WHAT YOU ARE ASKED TO DO:
Set down each record exactly as written.

SUPPLIED INFORMATION:

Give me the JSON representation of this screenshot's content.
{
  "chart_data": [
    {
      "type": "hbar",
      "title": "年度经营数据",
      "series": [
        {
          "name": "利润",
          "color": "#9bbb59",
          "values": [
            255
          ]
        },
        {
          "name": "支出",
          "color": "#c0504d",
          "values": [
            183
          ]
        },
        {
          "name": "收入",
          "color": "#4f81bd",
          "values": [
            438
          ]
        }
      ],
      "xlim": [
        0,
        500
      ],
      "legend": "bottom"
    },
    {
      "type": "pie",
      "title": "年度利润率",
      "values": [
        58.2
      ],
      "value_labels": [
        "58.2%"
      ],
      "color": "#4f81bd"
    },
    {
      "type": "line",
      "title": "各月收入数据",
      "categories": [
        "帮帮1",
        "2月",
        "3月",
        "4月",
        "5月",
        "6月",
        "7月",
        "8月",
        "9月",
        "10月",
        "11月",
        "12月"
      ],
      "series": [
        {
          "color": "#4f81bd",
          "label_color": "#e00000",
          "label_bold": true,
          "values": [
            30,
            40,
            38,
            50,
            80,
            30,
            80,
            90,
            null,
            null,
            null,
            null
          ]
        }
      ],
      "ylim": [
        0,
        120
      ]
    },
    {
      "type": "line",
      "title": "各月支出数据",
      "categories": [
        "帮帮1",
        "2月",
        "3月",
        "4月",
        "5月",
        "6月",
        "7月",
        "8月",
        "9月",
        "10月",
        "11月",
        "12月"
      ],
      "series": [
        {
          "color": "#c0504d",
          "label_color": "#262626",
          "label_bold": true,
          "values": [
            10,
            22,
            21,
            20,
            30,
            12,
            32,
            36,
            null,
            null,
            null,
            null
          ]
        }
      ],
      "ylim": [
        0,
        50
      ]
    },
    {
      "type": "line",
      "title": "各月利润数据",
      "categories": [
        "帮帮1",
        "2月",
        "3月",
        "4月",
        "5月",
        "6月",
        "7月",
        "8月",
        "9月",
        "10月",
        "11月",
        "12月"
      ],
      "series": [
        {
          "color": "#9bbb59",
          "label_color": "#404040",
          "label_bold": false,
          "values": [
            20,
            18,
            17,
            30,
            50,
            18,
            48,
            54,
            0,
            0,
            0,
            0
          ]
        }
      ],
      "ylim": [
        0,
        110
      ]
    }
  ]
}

FULL ANSWER:
Give me the JSON representation of this screenshot's content.
{
  "chart_data": [
    {
      "type": "hbar",
      "title": "年度经营数据",
      "series": [
        {
          "name": "利润",
          "color": "#9bbb59",
          "values": [
            255
          ]
        },
        {
          "name": "支出",
          "color": "#c0504d",
          "values": [
            183
          ]
        },
        {
          "name": "收入",
          "color": "#4f81bd",
          "values": [
            438
          ]
        }
      ],
      "xlim": [
        0,
        500
      ],
      "legend": "bottom"
    },
    {
      "type": "pie",
      "title": "年度利润率",
      "values": [
        58.2
      ],
      "value_labels": [
        "58.2%"
      ],
      "color": "#4f81bd"
    },
    {
      "type": "line",
      "title": "各月收入数据",
      "categories": [
        "帮帮1",
        "2月",
        "3月",
        "4月",
        "5月",
        "6月",
        "7月",
        "8月",
        "9月",
        "10月",
        "11月",
        "12月"
      ],
      "series": [
        {
          "color": "#4f81bd",
          "label_color": "#e00000",
          "label_bold": true,
          "values": [
            30,
            40,
            38,
            50,
            80,
            30,
            80,
            90,
            null,
            null,
            null,
            null
          ]
        }
      ],
      "ylim": [
        0,
        120
      ]
    },
    {
      "type": "line",
      "title": "各月支出数据",
      "categories": [
        "帮帮1",
        "2月",
        "3月",
        "4月",
        "5月",
        "6月",
        "7月",
        "8月",
        "9月",
        "10月",
        "11月",
        "12月"
      ],
      "series": [
        {
          "color": "#c0504d",
          "label_color": "#262626",
          "label_bold": true,
          "values": [
            10,
            22,
            21,
            20,
            30,
            12,
            32,
            36,
            null,
            null,
            null,
            null
          ]
        }
      ],
      "ylim": [
        0,
        50
      ]
    },
    {
      "type": "line",
      "title": "各月利润数据",
      "categories": [
        "帮帮1",
        "2月",
        "3月",
        "4月",
        "5月",
        "6月",
        "7月",
        "8月",
        "9月",
        "10月",
        "11月",
        "12月"
      ],
      "series": [
        {
          "color": "#9bbb59",
          "label_color": "#404040",
          "label_bold": false,
          "values": [
            20,
            18,
            17,
            30,
            50,
            18,
            48,
            54,
            0,
            0,
            0,
            0
          ]
        }
      ],
      "ylim": [
        0,
        110
      ]
    }
  ]
}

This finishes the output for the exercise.